» To be done
Check each line of the entries below for the string "iPhone"; copy every line where it appears.

= = =

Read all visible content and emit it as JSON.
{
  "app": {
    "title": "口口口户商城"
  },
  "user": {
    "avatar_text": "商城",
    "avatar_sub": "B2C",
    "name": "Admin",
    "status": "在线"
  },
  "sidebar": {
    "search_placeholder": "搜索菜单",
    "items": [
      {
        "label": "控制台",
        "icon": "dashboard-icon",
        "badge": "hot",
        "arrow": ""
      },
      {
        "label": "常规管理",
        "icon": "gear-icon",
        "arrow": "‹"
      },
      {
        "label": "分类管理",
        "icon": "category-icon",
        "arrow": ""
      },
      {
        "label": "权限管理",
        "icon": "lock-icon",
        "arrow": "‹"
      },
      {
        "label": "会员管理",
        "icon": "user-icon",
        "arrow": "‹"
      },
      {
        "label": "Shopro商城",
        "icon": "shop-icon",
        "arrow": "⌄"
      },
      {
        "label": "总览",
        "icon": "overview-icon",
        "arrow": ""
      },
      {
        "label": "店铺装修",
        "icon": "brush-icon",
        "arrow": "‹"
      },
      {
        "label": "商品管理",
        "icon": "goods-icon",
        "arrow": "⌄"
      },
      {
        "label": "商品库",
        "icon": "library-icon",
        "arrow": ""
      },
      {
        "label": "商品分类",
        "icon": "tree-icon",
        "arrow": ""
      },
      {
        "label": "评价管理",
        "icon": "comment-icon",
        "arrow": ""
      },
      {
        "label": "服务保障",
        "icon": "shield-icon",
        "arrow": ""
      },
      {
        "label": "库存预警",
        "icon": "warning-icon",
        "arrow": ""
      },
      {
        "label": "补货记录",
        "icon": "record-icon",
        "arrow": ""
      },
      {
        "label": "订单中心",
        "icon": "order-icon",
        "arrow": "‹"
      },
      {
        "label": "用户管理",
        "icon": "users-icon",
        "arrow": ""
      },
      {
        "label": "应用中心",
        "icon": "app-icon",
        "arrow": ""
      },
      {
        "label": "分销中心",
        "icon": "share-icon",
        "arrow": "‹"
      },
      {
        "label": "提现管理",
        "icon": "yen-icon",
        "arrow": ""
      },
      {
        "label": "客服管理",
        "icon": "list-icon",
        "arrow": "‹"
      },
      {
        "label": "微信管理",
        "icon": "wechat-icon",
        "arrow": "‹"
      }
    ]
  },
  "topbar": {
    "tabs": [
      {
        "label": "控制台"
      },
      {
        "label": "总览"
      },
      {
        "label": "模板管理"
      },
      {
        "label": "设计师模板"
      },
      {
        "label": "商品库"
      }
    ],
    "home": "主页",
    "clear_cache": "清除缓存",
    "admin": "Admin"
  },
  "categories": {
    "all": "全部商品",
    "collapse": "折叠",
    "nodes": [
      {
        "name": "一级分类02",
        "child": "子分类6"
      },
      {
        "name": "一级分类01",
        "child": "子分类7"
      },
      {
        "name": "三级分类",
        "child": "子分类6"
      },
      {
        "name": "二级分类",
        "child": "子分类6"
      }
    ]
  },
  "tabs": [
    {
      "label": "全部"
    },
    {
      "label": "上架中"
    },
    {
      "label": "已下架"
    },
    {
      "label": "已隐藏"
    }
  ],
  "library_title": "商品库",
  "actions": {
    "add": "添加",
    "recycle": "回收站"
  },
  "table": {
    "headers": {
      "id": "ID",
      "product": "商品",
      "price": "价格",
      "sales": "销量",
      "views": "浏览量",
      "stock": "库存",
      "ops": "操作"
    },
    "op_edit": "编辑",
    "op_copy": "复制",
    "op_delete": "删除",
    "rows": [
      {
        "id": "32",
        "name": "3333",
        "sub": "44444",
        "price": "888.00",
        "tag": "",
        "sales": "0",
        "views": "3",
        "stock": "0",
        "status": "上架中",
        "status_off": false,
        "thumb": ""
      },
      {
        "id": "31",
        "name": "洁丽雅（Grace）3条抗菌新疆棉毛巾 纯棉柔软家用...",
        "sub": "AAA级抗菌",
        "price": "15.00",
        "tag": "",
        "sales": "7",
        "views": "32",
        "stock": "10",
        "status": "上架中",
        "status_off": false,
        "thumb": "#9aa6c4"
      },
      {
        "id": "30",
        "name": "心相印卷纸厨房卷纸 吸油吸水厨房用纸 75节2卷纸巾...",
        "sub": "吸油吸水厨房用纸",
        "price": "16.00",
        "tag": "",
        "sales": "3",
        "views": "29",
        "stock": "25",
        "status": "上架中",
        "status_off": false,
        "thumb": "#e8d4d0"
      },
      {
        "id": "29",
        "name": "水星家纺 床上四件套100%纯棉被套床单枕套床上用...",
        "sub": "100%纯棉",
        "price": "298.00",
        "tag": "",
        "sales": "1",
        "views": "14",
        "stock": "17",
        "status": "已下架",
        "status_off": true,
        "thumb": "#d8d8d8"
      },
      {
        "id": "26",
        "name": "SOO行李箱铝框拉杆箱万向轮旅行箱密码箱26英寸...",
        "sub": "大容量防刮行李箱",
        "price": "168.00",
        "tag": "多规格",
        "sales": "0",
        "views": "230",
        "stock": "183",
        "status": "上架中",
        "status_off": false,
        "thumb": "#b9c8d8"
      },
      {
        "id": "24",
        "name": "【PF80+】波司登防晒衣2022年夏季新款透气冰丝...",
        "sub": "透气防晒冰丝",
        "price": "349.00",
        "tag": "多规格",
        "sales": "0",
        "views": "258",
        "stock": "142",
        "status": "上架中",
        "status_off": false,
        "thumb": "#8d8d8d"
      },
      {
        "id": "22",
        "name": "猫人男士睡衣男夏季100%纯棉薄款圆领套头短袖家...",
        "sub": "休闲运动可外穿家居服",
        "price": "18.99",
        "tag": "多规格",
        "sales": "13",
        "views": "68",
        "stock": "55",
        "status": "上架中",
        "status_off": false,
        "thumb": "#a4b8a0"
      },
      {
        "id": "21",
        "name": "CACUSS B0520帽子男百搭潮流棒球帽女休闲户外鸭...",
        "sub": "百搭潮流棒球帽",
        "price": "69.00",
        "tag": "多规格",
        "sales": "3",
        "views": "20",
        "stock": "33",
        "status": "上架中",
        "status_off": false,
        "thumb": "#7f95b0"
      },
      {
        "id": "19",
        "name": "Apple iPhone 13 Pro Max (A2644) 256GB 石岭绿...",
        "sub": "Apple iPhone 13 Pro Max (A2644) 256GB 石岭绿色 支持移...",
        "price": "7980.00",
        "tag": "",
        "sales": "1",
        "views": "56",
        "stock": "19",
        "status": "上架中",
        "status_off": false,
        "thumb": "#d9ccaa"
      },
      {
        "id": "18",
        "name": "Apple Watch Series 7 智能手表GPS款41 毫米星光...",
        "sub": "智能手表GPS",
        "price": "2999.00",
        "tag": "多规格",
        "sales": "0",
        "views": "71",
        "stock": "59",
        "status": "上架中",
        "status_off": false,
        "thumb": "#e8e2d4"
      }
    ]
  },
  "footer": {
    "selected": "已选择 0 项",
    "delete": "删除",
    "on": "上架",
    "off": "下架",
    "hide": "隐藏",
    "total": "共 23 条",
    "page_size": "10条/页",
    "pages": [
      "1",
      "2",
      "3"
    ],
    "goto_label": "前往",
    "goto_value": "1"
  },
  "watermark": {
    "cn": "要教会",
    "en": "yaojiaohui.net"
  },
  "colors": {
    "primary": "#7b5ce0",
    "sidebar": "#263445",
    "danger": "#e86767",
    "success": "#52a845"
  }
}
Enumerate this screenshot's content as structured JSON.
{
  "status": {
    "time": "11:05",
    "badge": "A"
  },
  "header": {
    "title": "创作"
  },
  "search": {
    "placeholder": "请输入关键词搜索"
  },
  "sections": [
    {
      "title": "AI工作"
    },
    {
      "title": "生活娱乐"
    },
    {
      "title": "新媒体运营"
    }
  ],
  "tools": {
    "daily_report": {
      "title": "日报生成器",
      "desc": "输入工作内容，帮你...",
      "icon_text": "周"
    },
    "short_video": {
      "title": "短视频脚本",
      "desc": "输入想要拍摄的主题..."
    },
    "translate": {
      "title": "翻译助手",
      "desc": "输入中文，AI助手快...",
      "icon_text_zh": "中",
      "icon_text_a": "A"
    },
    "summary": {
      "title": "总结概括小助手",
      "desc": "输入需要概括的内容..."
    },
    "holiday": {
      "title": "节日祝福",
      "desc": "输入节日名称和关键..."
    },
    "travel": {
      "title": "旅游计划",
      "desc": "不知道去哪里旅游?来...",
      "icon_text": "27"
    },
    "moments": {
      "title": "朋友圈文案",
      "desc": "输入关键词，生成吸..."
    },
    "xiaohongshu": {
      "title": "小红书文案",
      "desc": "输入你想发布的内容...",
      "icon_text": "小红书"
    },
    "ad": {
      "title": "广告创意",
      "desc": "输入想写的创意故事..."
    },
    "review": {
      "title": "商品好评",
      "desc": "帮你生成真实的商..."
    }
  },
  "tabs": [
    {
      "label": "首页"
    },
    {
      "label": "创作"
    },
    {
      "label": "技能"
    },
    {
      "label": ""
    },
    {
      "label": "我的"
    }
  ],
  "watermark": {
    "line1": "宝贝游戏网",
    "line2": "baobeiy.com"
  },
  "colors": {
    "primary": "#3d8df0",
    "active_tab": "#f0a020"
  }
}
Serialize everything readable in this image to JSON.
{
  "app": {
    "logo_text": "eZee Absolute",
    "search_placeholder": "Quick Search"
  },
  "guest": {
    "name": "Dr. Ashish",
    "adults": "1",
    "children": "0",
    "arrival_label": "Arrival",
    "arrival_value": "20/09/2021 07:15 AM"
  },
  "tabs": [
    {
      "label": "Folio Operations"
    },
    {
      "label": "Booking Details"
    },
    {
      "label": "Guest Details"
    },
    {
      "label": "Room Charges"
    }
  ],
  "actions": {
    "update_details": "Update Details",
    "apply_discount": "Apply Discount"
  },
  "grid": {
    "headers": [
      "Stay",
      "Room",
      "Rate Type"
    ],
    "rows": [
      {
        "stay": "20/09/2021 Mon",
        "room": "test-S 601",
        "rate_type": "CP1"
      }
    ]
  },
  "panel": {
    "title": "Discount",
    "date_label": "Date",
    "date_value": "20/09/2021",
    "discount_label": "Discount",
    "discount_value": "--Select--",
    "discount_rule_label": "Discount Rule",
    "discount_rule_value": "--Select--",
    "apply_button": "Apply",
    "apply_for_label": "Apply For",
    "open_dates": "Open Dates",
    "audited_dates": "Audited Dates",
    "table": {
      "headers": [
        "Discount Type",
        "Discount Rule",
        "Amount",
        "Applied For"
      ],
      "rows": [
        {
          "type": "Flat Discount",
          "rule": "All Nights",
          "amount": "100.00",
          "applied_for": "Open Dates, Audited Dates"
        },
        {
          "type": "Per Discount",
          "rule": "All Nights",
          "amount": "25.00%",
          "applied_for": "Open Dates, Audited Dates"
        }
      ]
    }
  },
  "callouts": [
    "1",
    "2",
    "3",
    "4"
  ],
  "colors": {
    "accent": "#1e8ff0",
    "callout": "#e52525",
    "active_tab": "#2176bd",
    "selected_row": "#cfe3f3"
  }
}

= = =

» Exercise output
        "name": "Apple iPhone 13 Pro Max (A2644) 256GB 石岭绿...",
        "sub": "Apple iPhone 13 Pro Max (A2644) 256GB 石岭绿色 支持移...",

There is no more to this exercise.